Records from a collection

---------------

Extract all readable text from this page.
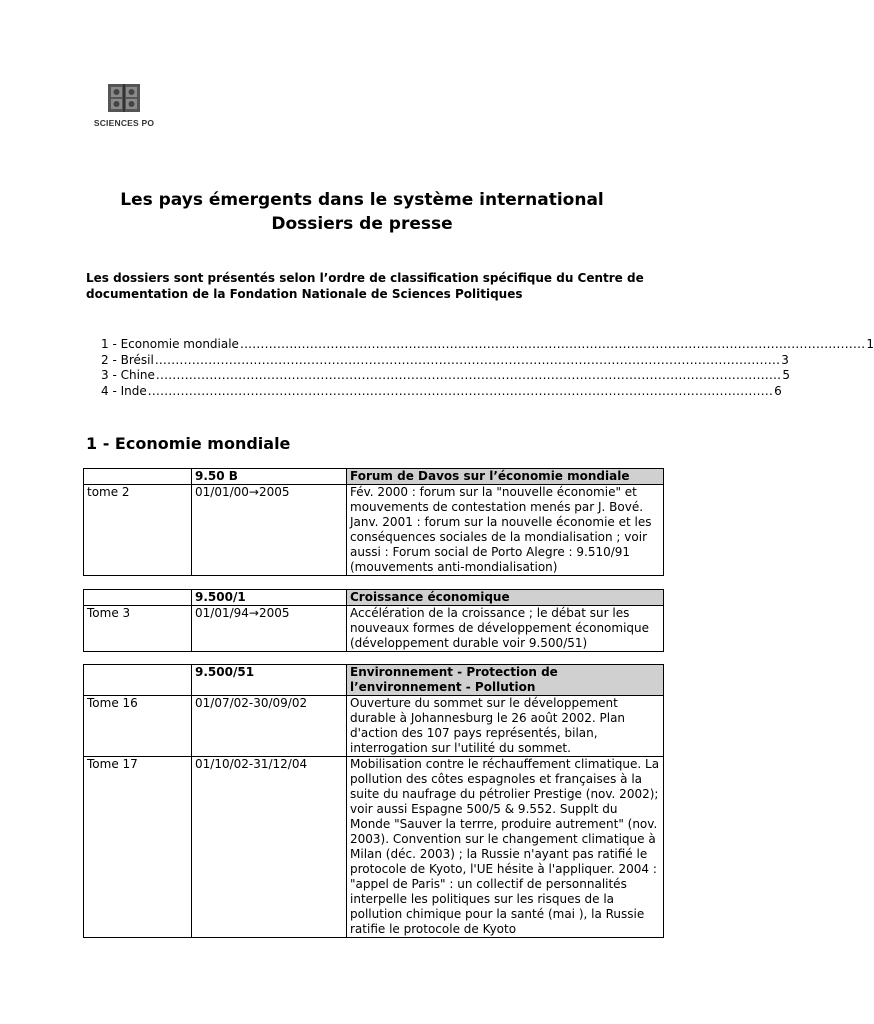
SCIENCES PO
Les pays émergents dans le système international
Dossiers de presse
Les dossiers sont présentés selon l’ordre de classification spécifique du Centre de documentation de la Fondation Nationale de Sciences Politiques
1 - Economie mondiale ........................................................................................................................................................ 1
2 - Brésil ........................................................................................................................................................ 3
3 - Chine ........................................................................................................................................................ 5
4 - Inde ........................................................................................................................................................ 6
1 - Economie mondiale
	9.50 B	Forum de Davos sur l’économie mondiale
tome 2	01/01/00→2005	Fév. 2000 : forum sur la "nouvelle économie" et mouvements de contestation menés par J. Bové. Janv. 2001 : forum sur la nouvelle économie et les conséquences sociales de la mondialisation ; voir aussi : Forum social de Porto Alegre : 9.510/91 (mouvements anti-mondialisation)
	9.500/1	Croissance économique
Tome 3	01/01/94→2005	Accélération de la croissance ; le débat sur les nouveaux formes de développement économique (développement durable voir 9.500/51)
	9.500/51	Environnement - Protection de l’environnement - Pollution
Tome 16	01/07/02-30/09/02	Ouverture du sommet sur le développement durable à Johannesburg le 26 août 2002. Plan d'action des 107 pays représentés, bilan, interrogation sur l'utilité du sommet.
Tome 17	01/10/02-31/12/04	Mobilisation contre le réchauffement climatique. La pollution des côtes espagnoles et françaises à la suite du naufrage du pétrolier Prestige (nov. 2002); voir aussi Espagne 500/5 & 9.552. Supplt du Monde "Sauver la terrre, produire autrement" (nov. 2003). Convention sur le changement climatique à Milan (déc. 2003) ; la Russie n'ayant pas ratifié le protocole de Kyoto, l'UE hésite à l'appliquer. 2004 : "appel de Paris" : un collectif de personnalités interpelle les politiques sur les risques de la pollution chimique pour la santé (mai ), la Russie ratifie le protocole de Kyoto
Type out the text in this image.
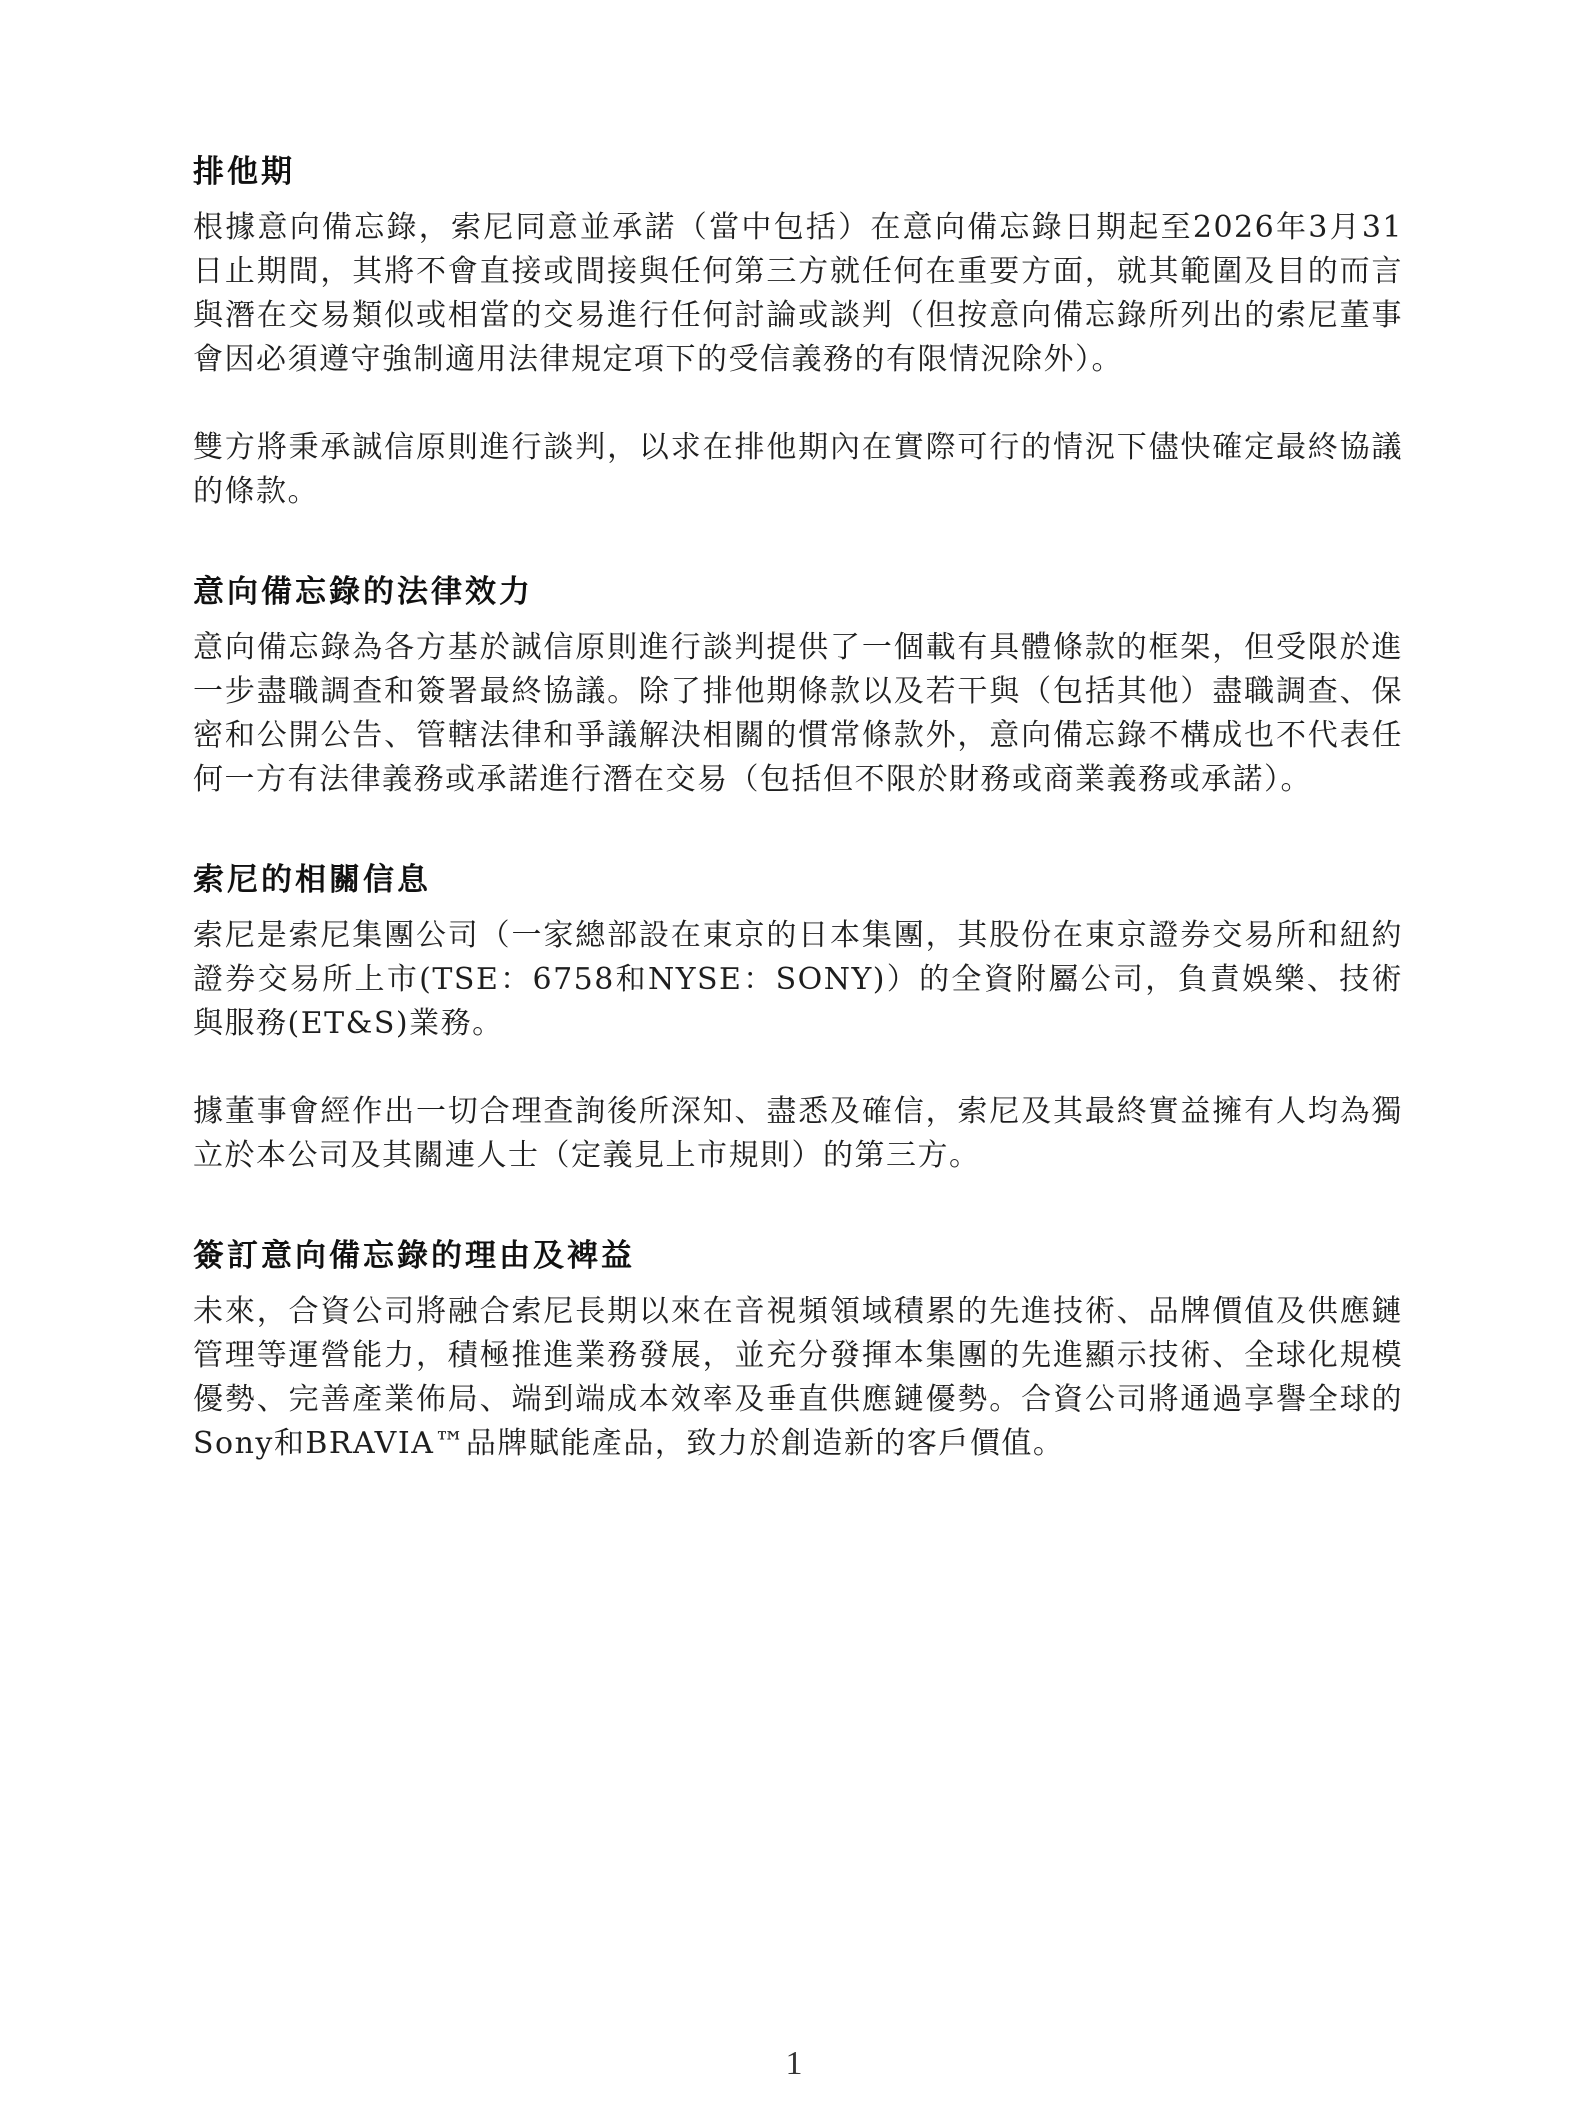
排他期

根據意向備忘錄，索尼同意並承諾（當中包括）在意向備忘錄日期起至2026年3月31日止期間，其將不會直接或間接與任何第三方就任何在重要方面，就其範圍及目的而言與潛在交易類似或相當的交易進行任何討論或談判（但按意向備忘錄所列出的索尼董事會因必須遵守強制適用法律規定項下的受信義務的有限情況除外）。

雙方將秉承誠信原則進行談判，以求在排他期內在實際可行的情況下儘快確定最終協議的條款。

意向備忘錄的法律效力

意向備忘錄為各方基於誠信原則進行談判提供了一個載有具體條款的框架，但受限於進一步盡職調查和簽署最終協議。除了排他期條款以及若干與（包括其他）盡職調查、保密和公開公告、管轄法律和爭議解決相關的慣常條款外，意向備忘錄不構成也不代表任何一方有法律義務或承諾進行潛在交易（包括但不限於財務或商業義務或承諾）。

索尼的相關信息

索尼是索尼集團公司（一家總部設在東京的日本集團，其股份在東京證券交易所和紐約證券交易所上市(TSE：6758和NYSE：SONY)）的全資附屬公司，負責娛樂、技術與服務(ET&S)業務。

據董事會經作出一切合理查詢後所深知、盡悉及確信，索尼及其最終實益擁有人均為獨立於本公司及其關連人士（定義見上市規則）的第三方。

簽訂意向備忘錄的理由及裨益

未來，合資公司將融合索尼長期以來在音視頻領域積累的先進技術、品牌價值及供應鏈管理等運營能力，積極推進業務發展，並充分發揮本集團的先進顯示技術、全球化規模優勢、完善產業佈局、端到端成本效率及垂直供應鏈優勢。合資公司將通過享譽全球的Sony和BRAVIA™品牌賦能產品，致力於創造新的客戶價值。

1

---------------

Problem to solve:
Wherever the string "développement" appears in the entries above, list that line.

Answer in full:
Tome 3	01/01/94→2005	Accélération de la croissance ; le débat sur les nouveaux formes de développement économique (développement durable voir 9.500/51)
Tome 16	01/07/02-30/09/02	Ouverture du sommet sur le développement durable à Johannesburg le 26 août 2002. Plan d'action des 107 pays représentés, bilan, interrogation sur l'utilité du sommet.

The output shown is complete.